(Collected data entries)

+++

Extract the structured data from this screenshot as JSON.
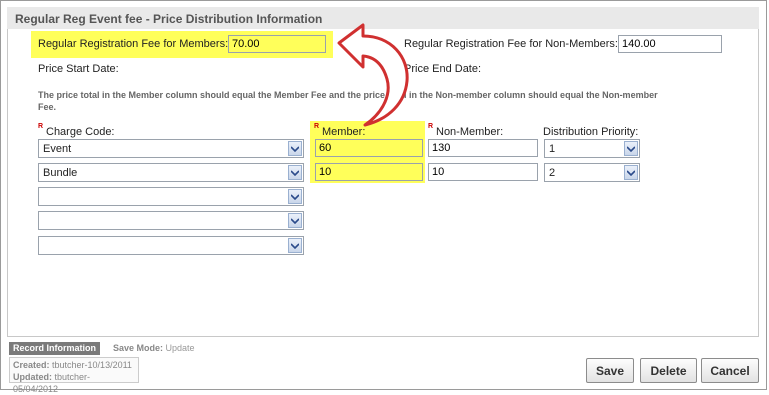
{
  "window": {
    "title": "Regular Reg Event fee - Price Distribution Information"
  },
  "fees": {
    "member_label": "Regular Registration Fee for Members:",
    "member_value": "70.00",
    "nonmember_label": "Regular Registration Fee for Non-Members:",
    "nonmember_value": "140.00",
    "start_date_label": "Price Start Date:",
    "end_date_label": "Price End Date:"
  },
  "note": "The price total in the Member column should equal the Member Fee and the price total in the Non-member column should equal the Non-member Fee.",
  "columns": {
    "required_marker": "R",
    "charge_code": "Charge Code:",
    "member": "Member:",
    "non_member": "Non-Member:",
    "priority": "Distribution Priority:"
  },
  "rows": [
    {
      "charge_code": "Event",
      "member": "60",
      "non_member": "130",
      "priority": "1"
    },
    {
      "charge_code": "Bundle",
      "member": "10",
      "non_member": "10",
      "priority": "2"
    },
    {
      "charge_code": ""
    },
    {
      "charge_code": ""
    },
    {
      "charge_code": ""
    }
  ],
  "record": {
    "tab_label": "Record Information",
    "save_mode_label": "Save Mode:",
    "save_mode_value": "Update",
    "created_label": "Created:",
    "created_value": "tbutcher-10/13/2011",
    "updated_label": "Updated:",
    "updated_value": "tbutcher-05/04/2012"
  },
  "buttons": {
    "save": "Save",
    "delete": "Delete",
    "cancel": "Cancel"
  },
  "colors": {
    "highlight": "#ffff5a",
    "arrow_fill": "#ffffff",
    "arrow_stroke": "#d03030",
    "required": "#cc0000"
  },
  "icons": {
    "dropdown": "chevron-down-icon",
    "annotation": "curved-arrow-icon"
  }
}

+++

_EXERCISE OBJECTIVE_
Repeat each record exactly, with the pictures left out.

_OUTPUT FOR THIS TASK_
Extract the structured data from this screenshot as JSON.
{
  "window": {
    "title": "Regular Reg Event fee - Price Distribution Information"
  },
  "fees": {
    "member_label": "Regular Registration Fee for Members:",
    "member_value": "70.00",
    "nonmember_label": "Regular Registration Fee for Non-Members:",
    "nonmember_value": "140.00",
    "start_date_label": "Price Start Date:",
    "end_date_label": "Price End Date:"
  },
  "note": "The price total in the Member column should equal the Member Fee and the price total in the Non-member column should equal the Non-member Fee.",
  "columns": {
    "required_marker": "R",
    "charge_code": "Charge Code:",
    "member": "Member:",
    "non_member": "Non-Member:",
    "priority": "Distribution Priority:"
  },
  "rows": [
    {
      "charge_code": "Event",
      "member": "60",
      "non_member": "130",
      "priority": "1"
    },
    {
      "charge_code": "Bundle",
      "member": "10",
      "non_member": "10",
      "priority": "2"
    },
    {
      "charge_code": ""
    },
    {
      "charge_code": ""
    },
    {
      "charge_code": ""
    }
  ],
  "record": {
    "tab_label": "Record Information",
    "save_mode_label": "Save Mode:",
    "save_mode_value": "Update",
    "created_label": "Created:",
    "created_value": "tbutcher-10/13/2011",
    "updated_label": "Updated:",
    "updated_value": "tbutcher-05/04/2012"
  },
  "buttons": {
    "save": "Save",
    "delete": "Delete",
    "cancel": "Cancel"
  },
  "colors": {
    "highlight": "#ffff5a",
    "arrow_fill": "#ffffff",
    "arrow_stroke": "#d03030",
    "required": "#cc0000"
  },
  "icons": {
    "dropdown": "chevron-down-icon",
    "annotation": "curved-arrow-icon"
  }
}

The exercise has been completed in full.